(A block of data)
━━━━━━
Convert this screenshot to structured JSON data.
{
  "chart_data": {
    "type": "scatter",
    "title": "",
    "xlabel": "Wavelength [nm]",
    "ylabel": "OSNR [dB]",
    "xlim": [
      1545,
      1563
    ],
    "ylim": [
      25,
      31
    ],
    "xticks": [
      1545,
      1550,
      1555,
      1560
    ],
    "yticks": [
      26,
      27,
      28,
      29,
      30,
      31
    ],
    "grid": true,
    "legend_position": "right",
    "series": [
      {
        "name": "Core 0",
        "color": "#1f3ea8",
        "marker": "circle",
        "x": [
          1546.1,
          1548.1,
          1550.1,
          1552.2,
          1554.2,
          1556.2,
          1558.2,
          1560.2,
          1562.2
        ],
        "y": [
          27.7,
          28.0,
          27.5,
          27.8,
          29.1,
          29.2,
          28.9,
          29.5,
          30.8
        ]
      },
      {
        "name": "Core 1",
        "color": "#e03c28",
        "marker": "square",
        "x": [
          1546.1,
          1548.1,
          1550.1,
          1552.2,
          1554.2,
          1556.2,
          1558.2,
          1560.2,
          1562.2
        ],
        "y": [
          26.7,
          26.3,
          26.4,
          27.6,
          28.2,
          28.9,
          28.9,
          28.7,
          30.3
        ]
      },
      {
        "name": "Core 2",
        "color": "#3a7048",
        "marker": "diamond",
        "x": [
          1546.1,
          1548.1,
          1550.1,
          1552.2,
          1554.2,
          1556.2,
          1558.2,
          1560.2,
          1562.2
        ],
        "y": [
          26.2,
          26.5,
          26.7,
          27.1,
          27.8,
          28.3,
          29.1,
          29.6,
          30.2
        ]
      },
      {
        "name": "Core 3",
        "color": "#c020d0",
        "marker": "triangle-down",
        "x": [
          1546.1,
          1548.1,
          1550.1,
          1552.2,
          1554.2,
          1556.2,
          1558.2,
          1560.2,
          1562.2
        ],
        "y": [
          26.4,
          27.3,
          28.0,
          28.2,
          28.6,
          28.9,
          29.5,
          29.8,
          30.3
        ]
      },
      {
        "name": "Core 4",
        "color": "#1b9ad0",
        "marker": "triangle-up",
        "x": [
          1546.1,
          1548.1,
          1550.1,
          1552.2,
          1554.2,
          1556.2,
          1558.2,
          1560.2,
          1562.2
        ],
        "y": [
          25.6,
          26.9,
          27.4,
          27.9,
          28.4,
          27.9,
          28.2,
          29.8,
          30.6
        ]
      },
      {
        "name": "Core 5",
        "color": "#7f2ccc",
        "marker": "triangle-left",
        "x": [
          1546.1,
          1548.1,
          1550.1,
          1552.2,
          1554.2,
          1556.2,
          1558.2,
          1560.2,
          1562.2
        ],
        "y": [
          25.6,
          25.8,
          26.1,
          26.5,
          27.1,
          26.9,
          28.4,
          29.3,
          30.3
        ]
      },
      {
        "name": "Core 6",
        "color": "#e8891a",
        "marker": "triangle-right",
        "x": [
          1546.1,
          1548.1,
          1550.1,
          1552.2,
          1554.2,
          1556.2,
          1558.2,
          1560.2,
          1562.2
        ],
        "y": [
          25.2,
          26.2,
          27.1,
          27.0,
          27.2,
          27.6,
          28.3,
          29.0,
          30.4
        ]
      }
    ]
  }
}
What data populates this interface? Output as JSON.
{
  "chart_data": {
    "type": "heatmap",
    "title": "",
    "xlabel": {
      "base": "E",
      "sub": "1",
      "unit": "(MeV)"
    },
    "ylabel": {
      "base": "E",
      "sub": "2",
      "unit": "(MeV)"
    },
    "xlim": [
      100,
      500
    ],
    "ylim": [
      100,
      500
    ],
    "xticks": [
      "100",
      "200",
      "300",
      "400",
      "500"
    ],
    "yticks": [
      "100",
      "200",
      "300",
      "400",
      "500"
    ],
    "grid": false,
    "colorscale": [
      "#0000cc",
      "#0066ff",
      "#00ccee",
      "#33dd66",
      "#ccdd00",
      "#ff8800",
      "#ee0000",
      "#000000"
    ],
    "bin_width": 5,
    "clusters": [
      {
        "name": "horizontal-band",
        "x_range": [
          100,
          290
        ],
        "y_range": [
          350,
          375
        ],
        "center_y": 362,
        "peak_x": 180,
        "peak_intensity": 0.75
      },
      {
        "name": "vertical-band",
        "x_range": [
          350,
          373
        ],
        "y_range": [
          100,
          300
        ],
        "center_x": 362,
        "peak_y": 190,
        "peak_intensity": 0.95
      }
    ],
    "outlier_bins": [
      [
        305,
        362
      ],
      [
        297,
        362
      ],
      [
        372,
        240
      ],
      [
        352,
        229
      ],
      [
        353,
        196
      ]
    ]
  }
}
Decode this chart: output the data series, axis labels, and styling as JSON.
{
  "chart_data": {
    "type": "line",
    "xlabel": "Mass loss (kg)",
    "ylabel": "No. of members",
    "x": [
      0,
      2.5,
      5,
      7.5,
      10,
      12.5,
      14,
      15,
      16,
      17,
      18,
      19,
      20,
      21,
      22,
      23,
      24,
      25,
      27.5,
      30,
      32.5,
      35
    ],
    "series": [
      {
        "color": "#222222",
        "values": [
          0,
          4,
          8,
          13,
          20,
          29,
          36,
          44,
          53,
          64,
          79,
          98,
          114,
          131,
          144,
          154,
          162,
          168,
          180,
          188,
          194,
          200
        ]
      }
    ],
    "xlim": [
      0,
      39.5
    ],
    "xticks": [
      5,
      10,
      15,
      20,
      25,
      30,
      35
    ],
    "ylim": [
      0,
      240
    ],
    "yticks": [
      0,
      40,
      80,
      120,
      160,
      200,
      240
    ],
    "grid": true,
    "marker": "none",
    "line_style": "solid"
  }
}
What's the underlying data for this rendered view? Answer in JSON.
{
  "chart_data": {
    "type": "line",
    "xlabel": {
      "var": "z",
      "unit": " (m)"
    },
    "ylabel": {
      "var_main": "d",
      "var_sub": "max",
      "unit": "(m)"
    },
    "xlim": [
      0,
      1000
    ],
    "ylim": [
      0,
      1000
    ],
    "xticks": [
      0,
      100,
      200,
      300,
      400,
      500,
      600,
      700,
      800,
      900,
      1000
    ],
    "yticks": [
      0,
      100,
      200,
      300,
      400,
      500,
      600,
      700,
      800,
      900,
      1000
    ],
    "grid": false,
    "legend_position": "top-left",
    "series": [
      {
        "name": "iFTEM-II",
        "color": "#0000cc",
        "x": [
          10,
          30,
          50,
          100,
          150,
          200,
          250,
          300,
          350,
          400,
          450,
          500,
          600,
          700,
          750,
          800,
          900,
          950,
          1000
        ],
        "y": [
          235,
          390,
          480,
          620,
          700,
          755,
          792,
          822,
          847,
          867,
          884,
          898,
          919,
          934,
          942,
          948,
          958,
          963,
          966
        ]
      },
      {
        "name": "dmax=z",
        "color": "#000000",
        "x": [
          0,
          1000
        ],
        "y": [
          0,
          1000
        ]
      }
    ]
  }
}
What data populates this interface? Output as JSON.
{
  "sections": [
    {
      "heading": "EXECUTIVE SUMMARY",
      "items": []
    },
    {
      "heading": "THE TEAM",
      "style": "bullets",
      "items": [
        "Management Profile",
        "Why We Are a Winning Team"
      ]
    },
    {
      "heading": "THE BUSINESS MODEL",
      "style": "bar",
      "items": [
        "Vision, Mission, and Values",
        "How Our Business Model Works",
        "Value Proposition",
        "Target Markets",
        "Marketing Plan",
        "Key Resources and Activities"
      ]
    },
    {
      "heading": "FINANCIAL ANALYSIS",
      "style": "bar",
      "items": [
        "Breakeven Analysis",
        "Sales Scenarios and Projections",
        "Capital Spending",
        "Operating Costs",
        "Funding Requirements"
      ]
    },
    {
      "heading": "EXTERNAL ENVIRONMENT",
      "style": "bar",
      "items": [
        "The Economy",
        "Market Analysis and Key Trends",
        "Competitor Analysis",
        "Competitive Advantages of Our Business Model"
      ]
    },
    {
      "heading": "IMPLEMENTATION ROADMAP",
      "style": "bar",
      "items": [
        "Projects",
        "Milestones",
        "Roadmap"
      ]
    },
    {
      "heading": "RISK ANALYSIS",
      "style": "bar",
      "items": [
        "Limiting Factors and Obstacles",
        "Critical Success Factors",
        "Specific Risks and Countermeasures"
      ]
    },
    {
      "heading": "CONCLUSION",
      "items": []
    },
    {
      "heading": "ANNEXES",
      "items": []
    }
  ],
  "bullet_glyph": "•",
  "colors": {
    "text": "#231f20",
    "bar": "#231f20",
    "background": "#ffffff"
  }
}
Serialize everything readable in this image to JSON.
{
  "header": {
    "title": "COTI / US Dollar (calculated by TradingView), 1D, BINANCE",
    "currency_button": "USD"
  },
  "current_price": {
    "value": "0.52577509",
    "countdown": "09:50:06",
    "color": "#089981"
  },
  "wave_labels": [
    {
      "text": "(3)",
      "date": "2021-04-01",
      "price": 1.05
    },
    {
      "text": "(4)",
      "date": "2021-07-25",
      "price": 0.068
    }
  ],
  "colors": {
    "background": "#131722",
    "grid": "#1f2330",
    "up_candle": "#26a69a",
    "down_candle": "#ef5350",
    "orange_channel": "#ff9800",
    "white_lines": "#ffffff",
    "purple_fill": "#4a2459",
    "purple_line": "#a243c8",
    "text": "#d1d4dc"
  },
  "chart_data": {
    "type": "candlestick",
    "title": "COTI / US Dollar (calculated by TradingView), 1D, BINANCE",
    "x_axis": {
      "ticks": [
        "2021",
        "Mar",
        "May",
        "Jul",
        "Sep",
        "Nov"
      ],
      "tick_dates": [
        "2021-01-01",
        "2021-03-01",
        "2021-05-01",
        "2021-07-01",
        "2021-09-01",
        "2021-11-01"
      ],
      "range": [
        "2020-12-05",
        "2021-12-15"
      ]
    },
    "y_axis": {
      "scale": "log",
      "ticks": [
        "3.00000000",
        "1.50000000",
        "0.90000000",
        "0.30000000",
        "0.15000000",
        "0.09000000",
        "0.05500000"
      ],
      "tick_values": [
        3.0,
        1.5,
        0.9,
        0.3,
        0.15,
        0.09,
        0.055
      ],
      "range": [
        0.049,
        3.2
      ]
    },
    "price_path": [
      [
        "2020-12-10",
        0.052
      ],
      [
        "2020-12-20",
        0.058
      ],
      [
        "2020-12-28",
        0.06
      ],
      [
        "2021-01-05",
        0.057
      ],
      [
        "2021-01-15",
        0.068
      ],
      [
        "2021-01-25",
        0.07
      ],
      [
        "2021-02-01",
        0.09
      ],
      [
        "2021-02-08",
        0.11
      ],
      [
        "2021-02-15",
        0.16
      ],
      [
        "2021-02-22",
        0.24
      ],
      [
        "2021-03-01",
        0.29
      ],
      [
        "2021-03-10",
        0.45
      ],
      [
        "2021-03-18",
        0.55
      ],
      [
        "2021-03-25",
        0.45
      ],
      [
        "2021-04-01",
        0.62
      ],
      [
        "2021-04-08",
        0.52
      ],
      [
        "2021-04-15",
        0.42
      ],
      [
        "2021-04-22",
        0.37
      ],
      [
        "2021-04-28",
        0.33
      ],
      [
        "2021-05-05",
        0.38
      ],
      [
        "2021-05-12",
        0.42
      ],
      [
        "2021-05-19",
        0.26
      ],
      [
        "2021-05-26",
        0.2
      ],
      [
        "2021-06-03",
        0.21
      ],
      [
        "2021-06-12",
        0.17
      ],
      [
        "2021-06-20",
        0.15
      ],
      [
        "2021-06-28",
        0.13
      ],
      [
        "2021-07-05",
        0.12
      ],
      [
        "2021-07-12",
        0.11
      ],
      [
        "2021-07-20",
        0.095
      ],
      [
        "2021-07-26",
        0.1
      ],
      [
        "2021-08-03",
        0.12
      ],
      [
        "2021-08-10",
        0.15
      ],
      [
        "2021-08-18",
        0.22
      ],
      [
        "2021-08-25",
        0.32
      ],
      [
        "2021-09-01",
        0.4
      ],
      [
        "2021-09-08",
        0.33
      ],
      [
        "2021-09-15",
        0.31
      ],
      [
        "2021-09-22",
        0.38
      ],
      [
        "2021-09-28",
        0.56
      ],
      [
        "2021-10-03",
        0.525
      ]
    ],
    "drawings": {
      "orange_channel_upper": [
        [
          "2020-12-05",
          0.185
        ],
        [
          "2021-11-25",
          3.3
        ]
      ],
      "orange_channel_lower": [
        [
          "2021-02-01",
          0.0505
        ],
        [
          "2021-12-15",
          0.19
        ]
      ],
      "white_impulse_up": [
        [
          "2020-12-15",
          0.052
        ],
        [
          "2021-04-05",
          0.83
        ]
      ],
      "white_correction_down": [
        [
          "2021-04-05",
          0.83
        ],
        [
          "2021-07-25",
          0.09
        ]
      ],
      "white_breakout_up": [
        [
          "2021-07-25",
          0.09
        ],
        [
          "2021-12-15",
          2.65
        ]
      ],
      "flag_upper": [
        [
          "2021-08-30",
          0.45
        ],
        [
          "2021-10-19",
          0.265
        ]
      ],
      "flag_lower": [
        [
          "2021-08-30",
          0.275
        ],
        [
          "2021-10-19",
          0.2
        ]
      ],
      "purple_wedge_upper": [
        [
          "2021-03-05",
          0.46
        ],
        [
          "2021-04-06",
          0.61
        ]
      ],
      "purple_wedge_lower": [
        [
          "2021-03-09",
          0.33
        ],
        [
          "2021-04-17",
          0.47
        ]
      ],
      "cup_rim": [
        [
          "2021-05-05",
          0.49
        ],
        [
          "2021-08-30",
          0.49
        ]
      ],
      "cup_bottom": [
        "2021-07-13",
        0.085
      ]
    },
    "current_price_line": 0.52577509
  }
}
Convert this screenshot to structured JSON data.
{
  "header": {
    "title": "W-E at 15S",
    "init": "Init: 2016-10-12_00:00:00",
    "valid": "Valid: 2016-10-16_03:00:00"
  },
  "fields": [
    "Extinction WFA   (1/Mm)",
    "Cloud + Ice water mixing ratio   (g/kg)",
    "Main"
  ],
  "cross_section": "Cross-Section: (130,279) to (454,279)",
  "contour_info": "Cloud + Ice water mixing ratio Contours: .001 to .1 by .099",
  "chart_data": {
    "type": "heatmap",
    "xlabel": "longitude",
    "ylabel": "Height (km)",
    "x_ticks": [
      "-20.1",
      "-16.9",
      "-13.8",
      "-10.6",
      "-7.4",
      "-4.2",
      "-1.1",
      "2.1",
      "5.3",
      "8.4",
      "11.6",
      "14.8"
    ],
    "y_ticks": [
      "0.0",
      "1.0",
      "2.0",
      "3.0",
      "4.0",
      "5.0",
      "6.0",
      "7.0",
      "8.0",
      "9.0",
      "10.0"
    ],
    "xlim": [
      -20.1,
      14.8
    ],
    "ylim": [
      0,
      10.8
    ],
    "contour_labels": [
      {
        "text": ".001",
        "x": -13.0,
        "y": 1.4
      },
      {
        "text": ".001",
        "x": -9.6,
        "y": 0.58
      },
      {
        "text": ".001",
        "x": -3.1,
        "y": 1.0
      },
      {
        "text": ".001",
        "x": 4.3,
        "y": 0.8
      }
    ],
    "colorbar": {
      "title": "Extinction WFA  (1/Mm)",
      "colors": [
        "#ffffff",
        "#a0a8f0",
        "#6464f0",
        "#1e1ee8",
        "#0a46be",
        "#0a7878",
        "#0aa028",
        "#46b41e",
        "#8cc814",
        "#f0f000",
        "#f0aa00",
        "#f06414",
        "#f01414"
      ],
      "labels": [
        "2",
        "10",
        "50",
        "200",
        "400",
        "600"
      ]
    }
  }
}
━━━━━━
Set exercise:
Scan the material and collect every line that contains "xlabel".

Finished exercise:
    "xlabel": "Wavelength [nm]",
    "xlabel": {
    "xlabel": "Mass loss (kg)",
    "xlabel": {
    "xlabel": "longitude",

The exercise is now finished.